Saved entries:
- - - - - - -

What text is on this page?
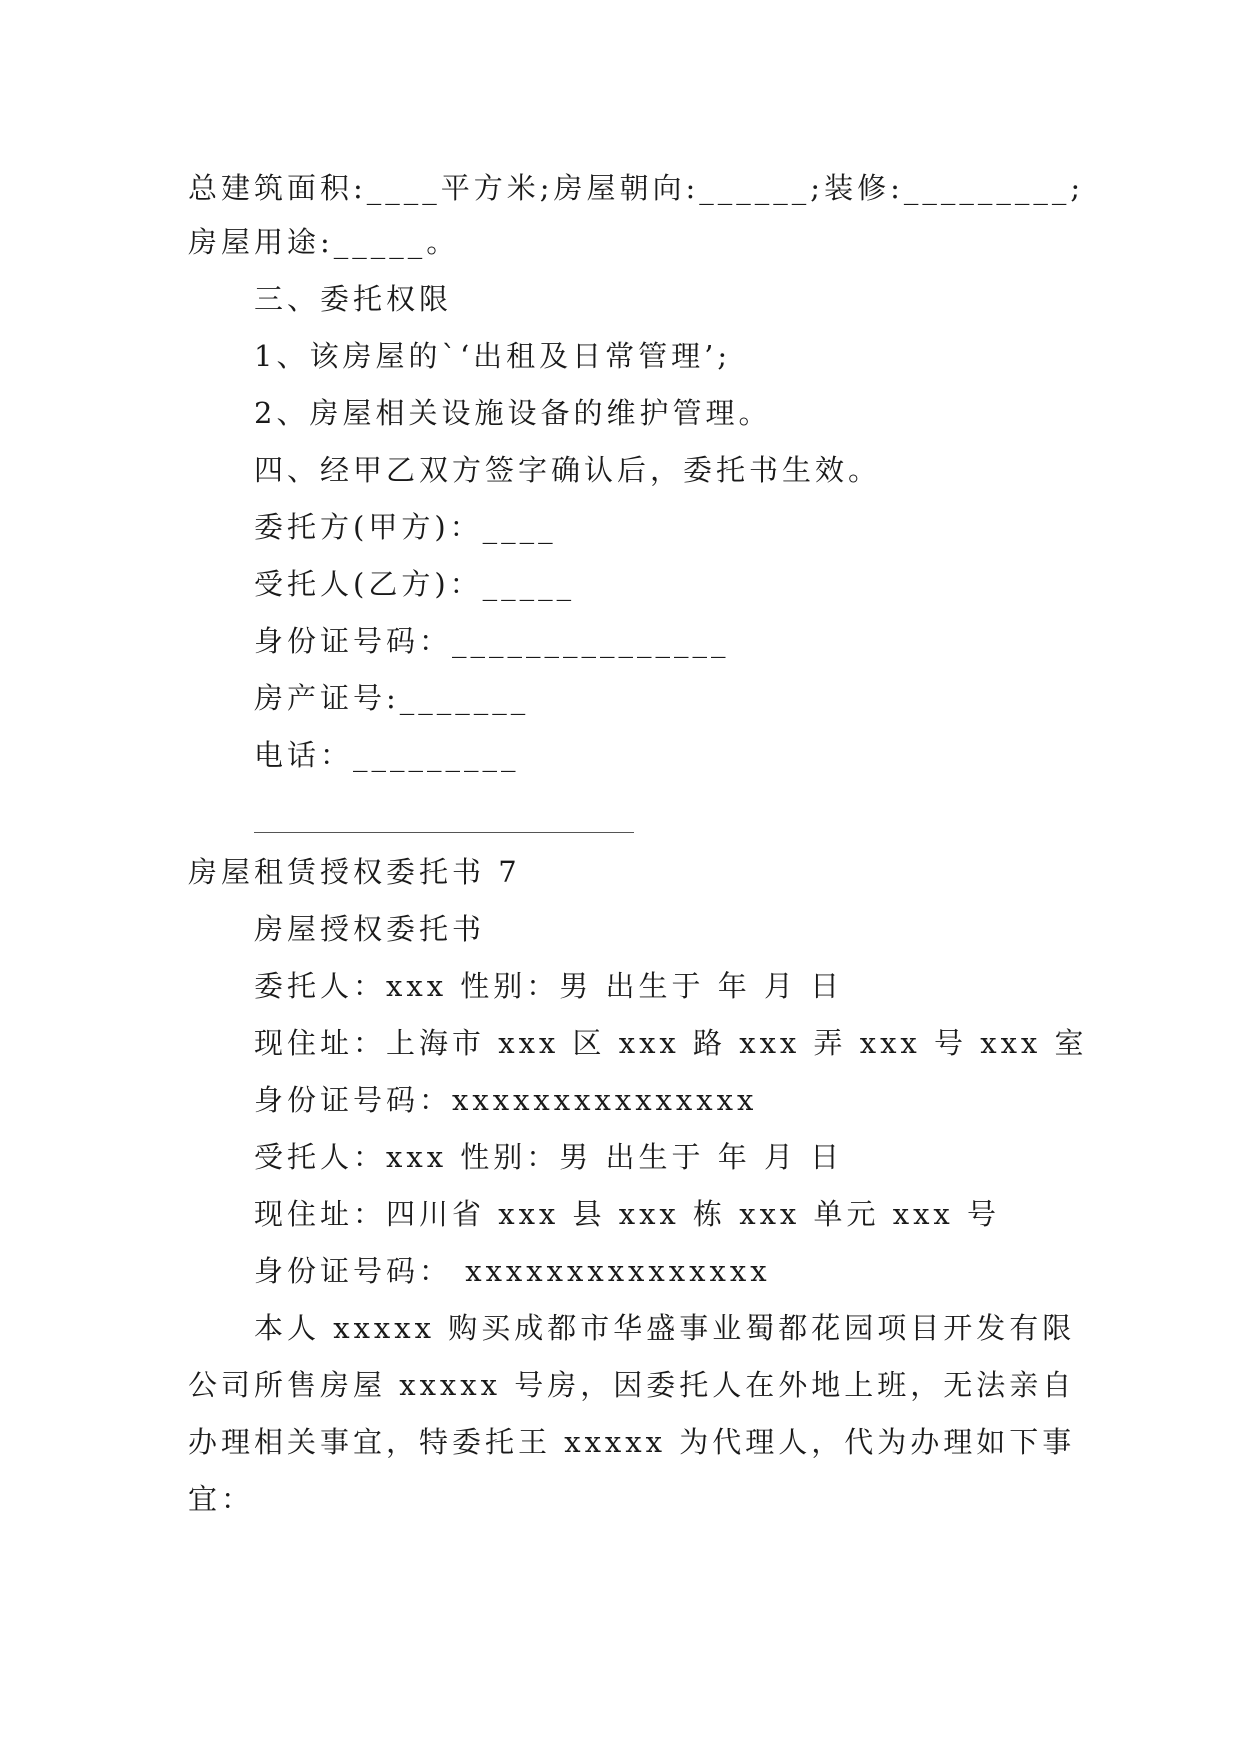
总建筑面积:____平方米;房屋朝向:______;装修:_________;
房屋用途:_____。
三、委托权限
1、该房屋的`‘出租及日常管理’;
2、房屋相关设施设备的维护管理。
四、经甲乙双方签字确认后，委托书生效。
委托方(甲方)：____
受托人(乙方)：_____
身份证号码：_______________
房产证号:_______
电话：_________
房屋租赁授权委托书 7
房屋授权委托书
委托人：xxx 性别：男 出生于 年 月 日
现住址：上海市 xxx 区 xxx 路 xxx 弄 xxx 号 xxx 室
身份证号码：xxxxxxxxxxxxxxx
受托人：xxx 性别：男 出生于 年 月 日
现住址：四川省 xxx 县 xxx 栋 xxx 单元 xxx 号
身份证号码： xxxxxxxxxxxxxxx
本人 xxxxx 购买成都市华盛事业蜀都花园项目开发有限
公司所售房屋 xxxxx 号房，因委托人在外地上班，无法亲自
办理相关事宜，特委托王 xxxxx 为代理人，代为办理如下事
宜：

- - - - - - -

Reproduce the entries above without change, omitting all pictures.

What text is on this page?
总建筑面积:____平方米;房屋朝向:______;装修:_________;
房屋用途:_____。
三、委托权限
1、该房屋的`‘出租及日常管理’;
2、房屋相关设施设备的维护管理。
四、经甲乙双方签字确认后，委托书生效。
委托方(甲方)：____
受托人(乙方)：_____
身份证号码：_______________
房产证号:_______
电话：_________
房屋租赁授权委托书 7
房屋授权委托书
委托人：xxx 性别：男 出生于 年 月 日
现住址：上海市 xxx 区 xxx 路 xxx 弄 xxx 号 xxx 室
身份证号码：xxxxxxxxxxxxxxx
受托人：xxx 性别：男 出生于 年 月 日
现住址：四川省 xxx 县 xxx 栋 xxx 单元 xxx 号
身份证号码： xxxxxxxxxxxxxxx
本人 xxxxx 购买成都市华盛事业蜀都花园项目开发有限
公司所售房屋 xxxxx 号房，因委托人在外地上班，无法亲自
办理相关事宜，特委托王 xxxxx 为代理人，代为办理如下事
宜：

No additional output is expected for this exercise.